What is being asked.
Go over the data and keep only the lines that include "Cast".

┌──

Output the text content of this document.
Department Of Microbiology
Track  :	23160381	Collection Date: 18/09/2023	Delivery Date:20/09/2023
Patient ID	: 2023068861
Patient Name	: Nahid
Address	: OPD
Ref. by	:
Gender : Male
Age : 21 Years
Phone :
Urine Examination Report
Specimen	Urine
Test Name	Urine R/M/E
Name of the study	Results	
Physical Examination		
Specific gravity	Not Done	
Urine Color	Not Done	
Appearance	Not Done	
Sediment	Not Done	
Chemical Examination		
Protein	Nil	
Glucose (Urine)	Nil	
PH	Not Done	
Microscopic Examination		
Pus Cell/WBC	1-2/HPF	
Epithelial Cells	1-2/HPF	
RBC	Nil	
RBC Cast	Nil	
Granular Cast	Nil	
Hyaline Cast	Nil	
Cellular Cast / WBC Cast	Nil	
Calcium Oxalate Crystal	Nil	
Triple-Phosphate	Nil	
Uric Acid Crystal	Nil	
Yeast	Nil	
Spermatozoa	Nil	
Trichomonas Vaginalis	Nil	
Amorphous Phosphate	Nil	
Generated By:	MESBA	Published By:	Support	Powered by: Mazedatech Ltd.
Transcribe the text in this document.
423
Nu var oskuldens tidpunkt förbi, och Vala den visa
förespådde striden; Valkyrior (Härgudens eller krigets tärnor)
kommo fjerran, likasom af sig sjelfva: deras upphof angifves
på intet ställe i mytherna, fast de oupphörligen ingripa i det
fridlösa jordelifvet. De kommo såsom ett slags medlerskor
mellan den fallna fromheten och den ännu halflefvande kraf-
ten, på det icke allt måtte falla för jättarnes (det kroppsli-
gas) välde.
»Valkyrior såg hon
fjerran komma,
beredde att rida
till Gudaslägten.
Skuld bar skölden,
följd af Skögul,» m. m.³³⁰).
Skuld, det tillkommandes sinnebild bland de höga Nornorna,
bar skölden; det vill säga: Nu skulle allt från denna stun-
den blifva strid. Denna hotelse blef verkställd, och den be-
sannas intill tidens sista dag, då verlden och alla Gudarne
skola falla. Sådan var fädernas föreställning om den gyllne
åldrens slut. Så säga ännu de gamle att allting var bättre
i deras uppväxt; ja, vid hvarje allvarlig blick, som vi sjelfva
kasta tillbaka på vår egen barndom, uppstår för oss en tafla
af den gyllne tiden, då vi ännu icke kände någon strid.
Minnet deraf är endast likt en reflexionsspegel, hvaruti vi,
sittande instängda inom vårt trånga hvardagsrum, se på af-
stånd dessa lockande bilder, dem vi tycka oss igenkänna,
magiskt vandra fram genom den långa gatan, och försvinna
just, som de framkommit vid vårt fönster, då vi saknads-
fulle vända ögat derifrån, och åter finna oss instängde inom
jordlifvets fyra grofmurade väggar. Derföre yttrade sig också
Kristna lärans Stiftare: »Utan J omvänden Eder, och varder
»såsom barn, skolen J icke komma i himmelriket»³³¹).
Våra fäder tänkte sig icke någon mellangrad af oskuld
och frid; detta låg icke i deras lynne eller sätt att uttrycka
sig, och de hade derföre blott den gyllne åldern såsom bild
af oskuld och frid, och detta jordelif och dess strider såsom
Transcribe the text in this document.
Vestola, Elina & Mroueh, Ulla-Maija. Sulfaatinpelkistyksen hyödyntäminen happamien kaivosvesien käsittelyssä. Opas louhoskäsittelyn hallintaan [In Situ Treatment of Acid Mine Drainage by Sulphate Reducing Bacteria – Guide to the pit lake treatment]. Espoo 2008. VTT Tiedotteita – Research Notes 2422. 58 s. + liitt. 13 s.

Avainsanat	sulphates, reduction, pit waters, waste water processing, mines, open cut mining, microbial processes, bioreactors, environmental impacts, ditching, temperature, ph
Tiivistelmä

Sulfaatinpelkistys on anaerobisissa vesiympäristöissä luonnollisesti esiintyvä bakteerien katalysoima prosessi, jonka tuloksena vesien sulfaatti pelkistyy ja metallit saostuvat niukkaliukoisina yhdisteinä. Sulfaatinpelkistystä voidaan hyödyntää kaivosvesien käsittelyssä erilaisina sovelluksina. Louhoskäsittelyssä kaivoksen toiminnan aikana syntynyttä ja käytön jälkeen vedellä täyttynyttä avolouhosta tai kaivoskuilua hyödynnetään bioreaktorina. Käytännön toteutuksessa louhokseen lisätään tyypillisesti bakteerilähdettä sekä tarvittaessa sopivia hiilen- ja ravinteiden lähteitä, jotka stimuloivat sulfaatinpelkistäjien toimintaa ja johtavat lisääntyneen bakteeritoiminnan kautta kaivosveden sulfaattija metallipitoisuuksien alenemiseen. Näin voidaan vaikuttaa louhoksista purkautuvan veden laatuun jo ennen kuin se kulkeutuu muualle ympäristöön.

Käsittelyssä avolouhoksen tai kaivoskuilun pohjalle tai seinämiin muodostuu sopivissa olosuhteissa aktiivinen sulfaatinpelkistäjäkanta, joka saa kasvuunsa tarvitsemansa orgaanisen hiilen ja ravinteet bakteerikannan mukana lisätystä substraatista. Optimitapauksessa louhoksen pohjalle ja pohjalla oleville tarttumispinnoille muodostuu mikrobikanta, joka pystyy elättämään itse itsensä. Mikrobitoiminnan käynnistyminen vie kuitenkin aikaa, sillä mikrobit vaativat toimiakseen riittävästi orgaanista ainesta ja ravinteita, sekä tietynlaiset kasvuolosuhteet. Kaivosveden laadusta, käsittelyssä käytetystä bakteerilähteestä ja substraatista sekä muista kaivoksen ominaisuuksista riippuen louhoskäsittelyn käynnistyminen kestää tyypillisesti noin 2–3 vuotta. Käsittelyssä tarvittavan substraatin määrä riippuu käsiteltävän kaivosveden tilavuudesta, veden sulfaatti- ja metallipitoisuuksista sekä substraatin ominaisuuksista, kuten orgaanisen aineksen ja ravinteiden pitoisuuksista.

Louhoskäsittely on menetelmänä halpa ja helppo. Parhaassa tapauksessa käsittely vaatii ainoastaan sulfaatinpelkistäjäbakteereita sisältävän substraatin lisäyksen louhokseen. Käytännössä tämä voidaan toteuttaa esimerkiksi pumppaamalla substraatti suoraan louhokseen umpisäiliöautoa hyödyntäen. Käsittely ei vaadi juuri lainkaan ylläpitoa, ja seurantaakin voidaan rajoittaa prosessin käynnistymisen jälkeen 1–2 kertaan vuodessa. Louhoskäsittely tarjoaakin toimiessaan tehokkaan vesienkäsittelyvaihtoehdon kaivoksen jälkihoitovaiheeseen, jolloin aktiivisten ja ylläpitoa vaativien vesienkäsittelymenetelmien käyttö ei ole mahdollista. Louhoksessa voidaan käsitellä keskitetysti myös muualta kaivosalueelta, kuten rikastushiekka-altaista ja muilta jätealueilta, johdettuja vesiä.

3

└──

Reply.
RBC Cast	Nil	
Granular Cast	Nil	
Hyaline Cast	Nil	
Cellular Cast / WBC Cast	Nil	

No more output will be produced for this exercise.